§ The records:
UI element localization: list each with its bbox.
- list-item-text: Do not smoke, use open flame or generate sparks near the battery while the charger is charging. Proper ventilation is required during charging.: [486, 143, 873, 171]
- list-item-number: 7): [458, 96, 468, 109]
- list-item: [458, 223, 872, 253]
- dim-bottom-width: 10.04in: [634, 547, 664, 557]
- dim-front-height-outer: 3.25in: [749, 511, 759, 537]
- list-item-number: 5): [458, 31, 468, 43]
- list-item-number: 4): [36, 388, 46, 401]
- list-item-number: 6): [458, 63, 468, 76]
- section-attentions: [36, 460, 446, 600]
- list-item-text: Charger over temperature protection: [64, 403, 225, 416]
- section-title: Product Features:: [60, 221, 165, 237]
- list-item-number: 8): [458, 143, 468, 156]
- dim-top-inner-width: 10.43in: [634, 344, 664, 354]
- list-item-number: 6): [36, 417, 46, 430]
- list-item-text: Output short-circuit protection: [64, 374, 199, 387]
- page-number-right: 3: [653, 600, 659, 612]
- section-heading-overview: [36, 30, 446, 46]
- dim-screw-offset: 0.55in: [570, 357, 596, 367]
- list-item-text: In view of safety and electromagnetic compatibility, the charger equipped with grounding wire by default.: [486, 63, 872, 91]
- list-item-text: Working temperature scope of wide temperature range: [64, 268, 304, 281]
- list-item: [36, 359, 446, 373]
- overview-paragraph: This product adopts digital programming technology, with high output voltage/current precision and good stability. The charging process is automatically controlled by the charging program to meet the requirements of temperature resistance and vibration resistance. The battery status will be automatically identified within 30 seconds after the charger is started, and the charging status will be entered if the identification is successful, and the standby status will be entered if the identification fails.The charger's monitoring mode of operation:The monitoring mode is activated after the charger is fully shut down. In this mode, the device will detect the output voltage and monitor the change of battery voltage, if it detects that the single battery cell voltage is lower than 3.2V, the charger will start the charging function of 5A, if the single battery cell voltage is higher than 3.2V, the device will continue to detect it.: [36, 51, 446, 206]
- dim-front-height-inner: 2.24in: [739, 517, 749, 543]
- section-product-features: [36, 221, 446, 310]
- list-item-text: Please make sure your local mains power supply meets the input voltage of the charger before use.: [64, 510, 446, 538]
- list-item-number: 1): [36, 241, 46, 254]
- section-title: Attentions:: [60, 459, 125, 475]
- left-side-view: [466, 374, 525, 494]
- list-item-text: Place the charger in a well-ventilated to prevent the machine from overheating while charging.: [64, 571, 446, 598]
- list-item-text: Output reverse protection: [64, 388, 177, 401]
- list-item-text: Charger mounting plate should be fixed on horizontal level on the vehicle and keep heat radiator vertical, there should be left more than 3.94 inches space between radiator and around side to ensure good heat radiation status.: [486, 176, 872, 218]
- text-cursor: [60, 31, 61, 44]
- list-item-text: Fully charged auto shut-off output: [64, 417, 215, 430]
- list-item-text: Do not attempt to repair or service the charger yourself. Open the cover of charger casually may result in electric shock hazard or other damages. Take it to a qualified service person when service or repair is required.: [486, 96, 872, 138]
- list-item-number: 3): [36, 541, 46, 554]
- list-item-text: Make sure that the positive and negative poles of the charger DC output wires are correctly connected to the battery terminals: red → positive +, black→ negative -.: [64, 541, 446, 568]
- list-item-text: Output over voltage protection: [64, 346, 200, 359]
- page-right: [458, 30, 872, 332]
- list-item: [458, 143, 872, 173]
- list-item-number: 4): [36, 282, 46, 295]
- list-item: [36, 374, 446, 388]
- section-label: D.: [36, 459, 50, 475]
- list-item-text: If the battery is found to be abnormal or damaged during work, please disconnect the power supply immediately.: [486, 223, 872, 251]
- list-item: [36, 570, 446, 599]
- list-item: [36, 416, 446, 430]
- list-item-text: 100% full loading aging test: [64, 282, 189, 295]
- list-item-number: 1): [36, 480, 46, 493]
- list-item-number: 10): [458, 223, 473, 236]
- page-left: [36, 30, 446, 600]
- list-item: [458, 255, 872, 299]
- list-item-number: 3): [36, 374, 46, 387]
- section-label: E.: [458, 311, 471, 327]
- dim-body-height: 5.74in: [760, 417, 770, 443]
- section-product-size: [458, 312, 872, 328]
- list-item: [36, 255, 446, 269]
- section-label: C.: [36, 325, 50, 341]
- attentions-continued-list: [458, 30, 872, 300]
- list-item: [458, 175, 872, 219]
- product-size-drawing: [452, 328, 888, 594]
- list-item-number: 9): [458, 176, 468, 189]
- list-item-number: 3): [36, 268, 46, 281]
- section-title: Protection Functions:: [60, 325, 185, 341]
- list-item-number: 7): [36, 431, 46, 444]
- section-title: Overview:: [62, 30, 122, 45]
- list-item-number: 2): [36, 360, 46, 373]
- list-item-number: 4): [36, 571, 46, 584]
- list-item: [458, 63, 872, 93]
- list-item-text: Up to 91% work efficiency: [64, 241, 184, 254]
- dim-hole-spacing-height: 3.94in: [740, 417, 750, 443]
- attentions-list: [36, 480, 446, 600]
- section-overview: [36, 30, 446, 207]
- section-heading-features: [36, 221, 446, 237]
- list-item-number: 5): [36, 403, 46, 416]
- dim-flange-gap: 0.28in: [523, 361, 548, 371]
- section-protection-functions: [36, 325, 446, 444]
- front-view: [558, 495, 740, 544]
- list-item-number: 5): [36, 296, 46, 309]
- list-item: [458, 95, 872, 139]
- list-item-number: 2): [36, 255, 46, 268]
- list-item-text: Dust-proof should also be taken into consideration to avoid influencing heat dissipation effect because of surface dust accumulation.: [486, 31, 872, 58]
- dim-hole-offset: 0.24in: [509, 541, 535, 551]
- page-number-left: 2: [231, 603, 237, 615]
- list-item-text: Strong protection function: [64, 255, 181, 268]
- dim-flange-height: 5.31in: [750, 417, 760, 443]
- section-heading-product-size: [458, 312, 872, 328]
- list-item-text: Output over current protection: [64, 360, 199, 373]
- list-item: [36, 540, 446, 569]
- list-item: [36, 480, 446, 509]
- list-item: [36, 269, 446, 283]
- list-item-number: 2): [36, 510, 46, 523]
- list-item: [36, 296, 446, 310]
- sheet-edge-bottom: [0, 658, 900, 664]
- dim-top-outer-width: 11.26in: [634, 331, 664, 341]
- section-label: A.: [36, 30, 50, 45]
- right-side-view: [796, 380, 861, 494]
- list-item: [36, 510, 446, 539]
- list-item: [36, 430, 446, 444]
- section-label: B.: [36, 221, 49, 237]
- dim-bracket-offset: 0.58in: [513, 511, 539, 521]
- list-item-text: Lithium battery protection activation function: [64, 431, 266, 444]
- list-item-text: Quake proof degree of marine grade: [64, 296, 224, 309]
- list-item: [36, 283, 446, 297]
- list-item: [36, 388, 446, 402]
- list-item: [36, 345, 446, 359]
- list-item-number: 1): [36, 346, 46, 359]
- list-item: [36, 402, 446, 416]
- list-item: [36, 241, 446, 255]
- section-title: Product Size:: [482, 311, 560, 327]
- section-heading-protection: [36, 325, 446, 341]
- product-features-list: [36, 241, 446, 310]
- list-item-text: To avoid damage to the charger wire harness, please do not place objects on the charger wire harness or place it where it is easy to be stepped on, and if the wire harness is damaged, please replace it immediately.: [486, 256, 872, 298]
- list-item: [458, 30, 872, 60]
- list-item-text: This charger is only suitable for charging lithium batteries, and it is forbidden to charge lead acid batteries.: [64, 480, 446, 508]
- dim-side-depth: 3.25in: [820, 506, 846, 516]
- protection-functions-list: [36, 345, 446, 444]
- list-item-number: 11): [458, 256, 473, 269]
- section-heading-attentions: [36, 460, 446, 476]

§ Goal of the exercise:
Extract every line of the records above and reproduce each one character for character, in its original order.

§ Written answer:
UI element localization: list each with its bbox.
- list-item-text: Do not smoke, use open flame or generate sparks near the battery while the charger is charging. Proper ventilation is required during charging.: [486, 143, 873, 171]
- list-item-number: 7): [458, 96, 468, 109]
- list-item: [458, 223, 872, 253]
- dim-bottom-width: 10.04in: [634, 547, 664, 557]
- dim-front-height-outer: 3.25in: [749, 511, 759, 537]
- list-item-number: 5): [458, 31, 468, 43]
- list-item-number: 4): [36, 388, 46, 401]
- list-item-number: 6): [458, 63, 468, 76]
- section-attentions: [36, 460, 446, 600]
- list-item-text: Charger over temperature protection: [64, 403, 225, 416]
- section-title: Product Features:: [60, 221, 165, 237]
- list-item-number: 8): [458, 143, 468, 156]
- dim-top-inner-width: 10.43in: [634, 344, 664, 354]
- list-item-number: 6): [36, 417, 46, 430]
- list-item-text: Output short-circuit protection: [64, 374, 199, 387]
- page-number-right: 3: [653, 600, 659, 612]
- section-heading-overview: [36, 30, 446, 46]
- dim-screw-offset: 0.55in: [570, 357, 596, 367]
- list-item-text: In view of safety and electromagnetic compatibility, the charger equipped with grounding wire by default.: [486, 63, 872, 91]
- list-item-text: Working temperature scope of wide temperature range: [64, 268, 304, 281]
- list-item: [36, 359, 446, 373]
- overview-paragraph: This product adopts digital programming technology, with high output voltage/current precision and good stability. The charging process is automatically controlled by the charging program to meet the requirements of temperature resistance and vibration resistance. The battery status will be automatically identified within 30 seconds after the charger is started, and the charging status will be entered if the identification is successful, and the standby status will be entered if the identification fails.The charger's monitoring mode of operation:The monitoring mode is activated after the charger is fully shut down. In this mode, the device will detect the output voltage and monitor the change of battery voltage, if it detects that the single battery cell voltage is lower than 3.2V, the charger will start the charging function of 5A, if the single battery cell voltage is higher than 3.2V, the device will continue to detect it.: [36, 51, 446, 206]
- dim-front-height-inner: 2.24in: [739, 517, 749, 543]
- section-product-features: [36, 221, 446, 310]
- list-item-text: Please make sure your local mains power supply meets the input voltage of the charger before use.: [64, 510, 446, 538]
- list-item-number: 1): [36, 241, 46, 254]
- section-title: Attentions:: [60, 459, 125, 475]
- left-side-view: [466, 374, 525, 494]
- list-item-text: Place the charger in a well-ventilated to prevent the machine from overheating while charging.: [64, 571, 446, 598]
- list-item-text: Output reverse protection: [64, 388, 177, 401]
- list-item-text: Charger mounting plate should be fixed on horizontal level on the vehicle and keep heat radiator vertical, there should be left more than 3.94 inches space between radiator and around side to ensure good heat radiation status.: [486, 176, 872, 218]
- text-cursor: [60, 31, 61, 44]
- list-item-text: Fully charged auto shut-off output: [64, 417, 215, 430]
- list-item-text: Do not attempt to repair or service the charger yourself. Open the cover of charger casually may result in electric shock hazard or other damages. Take it to a qualified service person when service or repair is required.: [486, 96, 872, 138]
- list-item-number: 3): [36, 541, 46, 554]
- list-item-text: Make sure that the positive and negative poles of the charger DC output wires are correctly connected to the battery terminals: red → positive +, black→ negative -.: [64, 541, 446, 568]
- list-item-text: Output over voltage protection: [64, 346, 200, 359]
- page-right: [458, 30, 872, 332]
- list-item: [458, 143, 872, 173]
- list-item-number: 4): [36, 282, 46, 295]
- list-item: [36, 374, 446, 388]
- section-label: D.: [36, 459, 50, 475]
- list-item-text: If the battery is found to be abnormal or damaged during work, please disconnect the power supply immediately.: [486, 223, 872, 251]
- list-item: [36, 570, 446, 599]
- list-item: [36, 416, 446, 430]
- list-item-text: 100% full loading aging test: [64, 282, 189, 295]
- list-item-number: 1): [36, 480, 46, 493]
- list-item-number: 10): [458, 223, 473, 236]
- page-left: [36, 30, 446, 600]
- list-item: [458, 255, 872, 299]
- list-item-number: 3): [36, 374, 46, 387]
- section-label: E.: [458, 311, 471, 327]
- dim-body-height: 5.74in: [760, 417, 770, 443]
- section-product-size: [458, 312, 872, 328]
- list-item: [36, 255, 446, 269]
- section-label: C.: [36, 325, 50, 341]
- attentions-continued-list: [458, 30, 872, 300]
- list-item: [458, 175, 872, 219]
- product-size-drawing: [452, 328, 888, 594]
- list-item-number: 9): [458, 176, 468, 189]
- list-item-number: 3): [36, 268, 46, 281]
- section-title: Protection Functions:: [60, 325, 185, 341]
- list-item-number: 7): [36, 431, 46, 444]
- section-title: Overview:: [62, 30, 122, 45]
- list-item-number: 2): [36, 360, 46, 373]
- list-item-number: 4): [36, 571, 46, 584]
- list-item: [458, 63, 872, 93]
- list-item-text: Up to 91% work efficiency: [64, 241, 184, 254]
- dim-hole-spacing-height: 3.94in: [740, 417, 750, 443]
- attentions-list: [36, 480, 446, 600]
- section-overview: [36, 30, 446, 207]
- section-heading-features: [36, 221, 446, 237]
- list-item-number: 5): [36, 403, 46, 416]
- dim-flange-gap: 0.28in: [523, 361, 548, 371]
- section-protection-functions: [36, 325, 446, 444]
- front-view: [558, 495, 740, 544]
- list-item-number: 5): [36, 296, 46, 309]
- list-item: [458, 95, 872, 139]
- list-item-number: 2): [36, 255, 46, 268]
- list-item-text: Dust-proof should also be taken into consideration to avoid influencing heat dissipation effect because of surface dust accumulation.: [486, 31, 872, 58]
- dim-hole-offset: 0.24in: [509, 541, 535, 551]
- page-number-left: 2: [231, 603, 237, 615]
- list-item-text: Strong protection function: [64, 255, 181, 268]
- dim-flange-height: 5.31in: [750, 417, 760, 443]
- section-heading-product-size: [458, 312, 872, 328]
- list-item-text: Output over current protection: [64, 360, 199, 373]
- list-item: [36, 540, 446, 569]
- list-item: [36, 480, 446, 509]
- list-item: [36, 269, 446, 283]
- list-item-number: 2): [36, 510, 46, 523]
- list-item: [36, 296, 446, 310]
- sheet-edge-bottom: [0, 658, 900, 664]
- dim-top-outer-width: 11.26in: [634, 331, 664, 341]
- section-label: A.: [36, 30, 50, 45]
- right-side-view: [796, 380, 861, 494]
- list-item: [36, 510, 446, 539]
- list-item: [36, 430, 446, 444]
- section-label: B.: [36, 221, 49, 237]
- dim-bracket-offset: 0.58in: [513, 511, 539, 521]
- list-item-text: Lithium battery protection activation function: [64, 431, 266, 444]
- list-item-text: Quake proof degree of marine grade: [64, 296, 224, 309]
- list-item: [36, 283, 446, 297]
- list-item: [36, 388, 446, 402]
- list-item: [36, 345, 446, 359]
- list-item-number: 1): [36, 346, 46, 359]
- list-item: [36, 402, 446, 416]
- list-item: [36, 241, 446, 255]
- section-title: Product Size:: [482, 311, 560, 327]
- section-heading-protection: [36, 325, 446, 341]
- product-features-list: [36, 241, 446, 310]
- list-item-text: To avoid damage to the charger wire harness, please do not place objects on the charger wire harness or place it where it is easy to be stepped on, and if the wire harness is damaged, please replace it immediately.: [486, 256, 872, 298]
- list-item: [458, 30, 872, 60]
- list-item-text: This charger is only suitable for charging lithium batteries, and it is forbidden to charge lead acid batteries.: [64, 480, 446, 508]
- dim-side-depth: 3.25in: [820, 506, 846, 516]
- protection-functions-list: [36, 345, 446, 444]
- list-item-number: 11): [458, 256, 473, 269]
- section-heading-attentions: [36, 460, 446, 476]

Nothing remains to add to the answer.